▶ PROBLEM DESCRIPTION: Write out the listing beneath this instruction in its entirety, exactly as it reads.

--- ENTRIES ---

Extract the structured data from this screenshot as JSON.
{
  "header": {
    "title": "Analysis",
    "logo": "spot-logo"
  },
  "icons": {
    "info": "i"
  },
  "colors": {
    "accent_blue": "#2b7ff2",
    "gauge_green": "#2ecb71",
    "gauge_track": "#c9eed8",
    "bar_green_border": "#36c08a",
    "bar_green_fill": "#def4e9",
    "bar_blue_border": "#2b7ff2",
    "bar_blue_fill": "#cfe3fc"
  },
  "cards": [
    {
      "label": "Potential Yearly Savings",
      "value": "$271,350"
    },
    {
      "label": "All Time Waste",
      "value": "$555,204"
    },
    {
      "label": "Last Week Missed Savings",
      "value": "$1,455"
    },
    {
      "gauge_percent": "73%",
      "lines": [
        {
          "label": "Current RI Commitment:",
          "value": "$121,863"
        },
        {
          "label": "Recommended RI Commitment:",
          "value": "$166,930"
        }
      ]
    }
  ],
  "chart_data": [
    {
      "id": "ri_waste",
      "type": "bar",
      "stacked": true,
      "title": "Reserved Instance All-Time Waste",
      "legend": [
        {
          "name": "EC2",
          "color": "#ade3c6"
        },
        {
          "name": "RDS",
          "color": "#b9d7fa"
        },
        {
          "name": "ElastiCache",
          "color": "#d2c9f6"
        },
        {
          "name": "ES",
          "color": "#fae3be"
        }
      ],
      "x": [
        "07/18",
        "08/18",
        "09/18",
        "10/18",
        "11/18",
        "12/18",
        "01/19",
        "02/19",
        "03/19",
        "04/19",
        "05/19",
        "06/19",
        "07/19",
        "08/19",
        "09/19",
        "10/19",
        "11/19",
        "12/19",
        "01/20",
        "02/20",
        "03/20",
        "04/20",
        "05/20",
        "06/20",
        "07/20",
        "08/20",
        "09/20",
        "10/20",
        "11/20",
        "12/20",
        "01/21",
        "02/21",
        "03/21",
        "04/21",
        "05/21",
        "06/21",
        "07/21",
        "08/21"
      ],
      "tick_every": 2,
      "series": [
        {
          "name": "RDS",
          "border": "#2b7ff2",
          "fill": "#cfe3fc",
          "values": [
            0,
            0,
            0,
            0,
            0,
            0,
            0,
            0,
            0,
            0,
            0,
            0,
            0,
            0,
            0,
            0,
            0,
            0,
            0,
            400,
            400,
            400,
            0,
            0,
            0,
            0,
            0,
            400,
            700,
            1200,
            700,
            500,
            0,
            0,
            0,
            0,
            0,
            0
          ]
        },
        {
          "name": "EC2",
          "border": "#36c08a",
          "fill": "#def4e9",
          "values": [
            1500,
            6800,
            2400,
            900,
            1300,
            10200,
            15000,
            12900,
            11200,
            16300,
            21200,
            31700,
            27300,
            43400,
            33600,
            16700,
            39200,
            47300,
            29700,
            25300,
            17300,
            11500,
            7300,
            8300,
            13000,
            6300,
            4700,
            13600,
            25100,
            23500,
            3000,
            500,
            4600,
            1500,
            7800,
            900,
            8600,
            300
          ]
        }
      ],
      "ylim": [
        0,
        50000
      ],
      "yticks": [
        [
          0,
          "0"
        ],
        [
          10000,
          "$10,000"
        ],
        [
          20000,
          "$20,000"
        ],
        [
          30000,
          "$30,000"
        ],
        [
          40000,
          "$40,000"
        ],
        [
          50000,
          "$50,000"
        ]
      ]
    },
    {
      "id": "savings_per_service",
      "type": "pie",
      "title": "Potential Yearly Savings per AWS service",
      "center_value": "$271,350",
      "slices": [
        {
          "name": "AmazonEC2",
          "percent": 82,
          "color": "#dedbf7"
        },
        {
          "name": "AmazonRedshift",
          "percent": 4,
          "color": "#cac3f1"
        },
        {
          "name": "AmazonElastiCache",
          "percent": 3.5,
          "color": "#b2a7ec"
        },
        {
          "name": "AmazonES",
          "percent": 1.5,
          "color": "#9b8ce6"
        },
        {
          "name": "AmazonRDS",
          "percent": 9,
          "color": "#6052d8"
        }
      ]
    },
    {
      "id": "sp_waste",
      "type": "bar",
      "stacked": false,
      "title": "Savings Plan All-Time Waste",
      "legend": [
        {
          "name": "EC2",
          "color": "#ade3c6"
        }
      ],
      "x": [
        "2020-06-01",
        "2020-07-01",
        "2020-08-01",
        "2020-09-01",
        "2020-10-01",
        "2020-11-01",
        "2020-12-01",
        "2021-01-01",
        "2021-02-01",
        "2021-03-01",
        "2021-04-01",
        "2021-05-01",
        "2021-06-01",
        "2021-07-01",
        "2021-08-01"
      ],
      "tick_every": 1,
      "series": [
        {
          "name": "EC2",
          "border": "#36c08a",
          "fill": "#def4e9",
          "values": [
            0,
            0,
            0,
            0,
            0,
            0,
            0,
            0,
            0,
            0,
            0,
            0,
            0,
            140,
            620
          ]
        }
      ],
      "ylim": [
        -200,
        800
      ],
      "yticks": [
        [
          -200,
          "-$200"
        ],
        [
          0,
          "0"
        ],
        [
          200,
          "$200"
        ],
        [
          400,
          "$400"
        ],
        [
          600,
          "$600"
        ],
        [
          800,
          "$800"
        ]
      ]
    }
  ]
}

---

▶ TASK ANSWER:
Extract the structured data from this screenshot as JSON.
{
  "header": {
    "title": "Analysis",
    "logo": "spot-logo"
  },
  "icons": {
    "info": "i"
  },
  "colors": {
    "accent_blue": "#2b7ff2",
    "gauge_green": "#2ecb71",
    "gauge_track": "#c9eed8",
    "bar_green_border": "#36c08a",
    "bar_green_fill": "#def4e9",
    "bar_blue_border": "#2b7ff2",
    "bar_blue_fill": "#cfe3fc"
  },
  "cards": [
    {
      "label": "Potential Yearly Savings",
      "value": "$271,350"
    },
    {
      "label": "All Time Waste",
      "value": "$555,204"
    },
    {
      "label": "Last Week Missed Savings",
      "value": "$1,455"
    },
    {
      "gauge_percent": "73%",
      "lines": [
        {
          "label": "Current RI Commitment:",
          "value": "$121,863"
        },
        {
          "label": "Recommended RI Commitment:",
          "value": "$166,930"
        }
      ]
    }
  ],
  "chart_data": [
    {
      "id": "ri_waste",
      "type": "bar",
      "stacked": true,
      "title": "Reserved Instance All-Time Waste",
      "legend": [
        {
          "name": "EC2",
          "color": "#ade3c6"
        },
        {
          "name": "RDS",
          "color": "#b9d7fa"
        },
        {
          "name": "ElastiCache",
          "color": "#d2c9f6"
        },
        {
          "name": "ES",
          "color": "#fae3be"
        }
      ],
      "x": [
        "07/18",
        "08/18",
        "09/18",
        "10/18",
        "11/18",
        "12/18",
        "01/19",
        "02/19",
        "03/19",
        "04/19",
        "05/19",
        "06/19",
        "07/19",
        "08/19",
        "09/19",
        "10/19",
        "11/19",
        "12/19",
        "01/20",
        "02/20",
        "03/20",
        "04/20",
        "05/20",
        "06/20",
        "07/20",
        "08/20",
        "09/20",
        "10/20",
        "11/20",
        "12/20",
        "01/21",
        "02/21",
        "03/21",
        "04/21",
        "05/21",
        "06/21",
        "07/21",
        "08/21"
      ],
      "tick_every": 2,
      "series": [
        {
          "name": "RDS",
          "border": "#2b7ff2",
          "fill": "#cfe3fc",
          "values": [
            0,
            0,
            0,
            0,
            0,
            0,
            0,
            0,
            0,
            0,
            0,
            0,
            0,
            0,
            0,
            0,
            0,
            0,
            0,
            400,
            400,
            400,
            0,
            0,
            0,
            0,
            0,
            400,
            700,
            1200,
            700,
            500,
            0,
            0,
            0,
            0,
            0,
            0
          ]
        },
        {
          "name": "EC2",
          "border": "#36c08a",
          "fill": "#def4e9",
          "values": [
            1500,
            6800,
            2400,
            900,
            1300,
            10200,
            15000,
            12900,
            11200,
            16300,
            21200,
            31700,
            27300,
            43400,
            33600,
            16700,
            39200,
            47300,
            29700,
            25300,
            17300,
            11500,
            7300,
            8300,
            13000,
            6300,
            4700,
            13600,
            25100,
            23500,
            3000,
            500,
            4600,
            1500,
            7800,
            900,
            8600,
            300
          ]
        }
      ],
      "ylim": [
        0,
        50000
      ],
      "yticks": [
        [
          0,
          "0"
        ],
        [
          10000,
          "$10,000"
        ],
        [
          20000,
          "$20,000"
        ],
        [
          30000,
          "$30,000"
        ],
        [
          40000,
          "$40,000"
        ],
        [
          50000,
          "$50,000"
        ]
      ]
    },
    {
      "id": "savings_per_service",
      "type": "pie",
      "title": "Potential Yearly Savings per AWS service",
      "center_value": "$271,350",
      "slices": [
        {
          "name": "AmazonEC2",
          "percent": 82,
          "color": "#dedbf7"
        },
        {
          "name": "AmazonRedshift",
          "percent": 4,
          "color": "#cac3f1"
        },
        {
          "name": "AmazonElastiCache",
          "percent": 3.5,
          "color": "#b2a7ec"
        },
        {
          "name": "AmazonES",
          "percent": 1.5,
          "color": "#9b8ce6"
        },
        {
          "name": "AmazonRDS",
          "percent": 9,
          "color": "#6052d8"
        }
      ]
    },
    {
      "id": "sp_waste",
      "type": "bar",
      "stacked": false,
      "title": "Savings Plan All-Time Waste",
      "legend": [
        {
          "name": "EC2",
          "color": "#ade3c6"
        }
      ],
      "x": [
        "2020-06-01",
        "2020-07-01",
        "2020-08-01",
        "2020-09-01",
        "2020-10-01",
        "2020-11-01",
        "2020-12-01",
        "2021-01-01",
        "2021-02-01",
        "2021-03-01",
        "2021-04-01",
        "2021-05-01",
        "2021-06-01",
        "2021-07-01",
        "2021-08-01"
      ],
      "tick_every": 1,
      "series": [
        {
          "name": "EC2",
          "border": "#36c08a",
          "fill": "#def4e9",
          "values": [
            0,
            0,
            0,
            0,
            0,
            0,
            0,
            0,
            0,
            0,
            0,
            0,
            0,
            140,
            620
          ]
        }
      ],
      "ylim": [
        -200,
        800
      ],
      "yticks": [
        [
          -200,
          "-$200"
        ],
        [
          0,
          "0"
        ],
        [
          200,
          "$200"
        ],
        [
          400,
          "$400"
        ],
        [
          600,
          "$600"
        ],
        [
          800,
          "$800"
        ]
      ]
    }
  ]
}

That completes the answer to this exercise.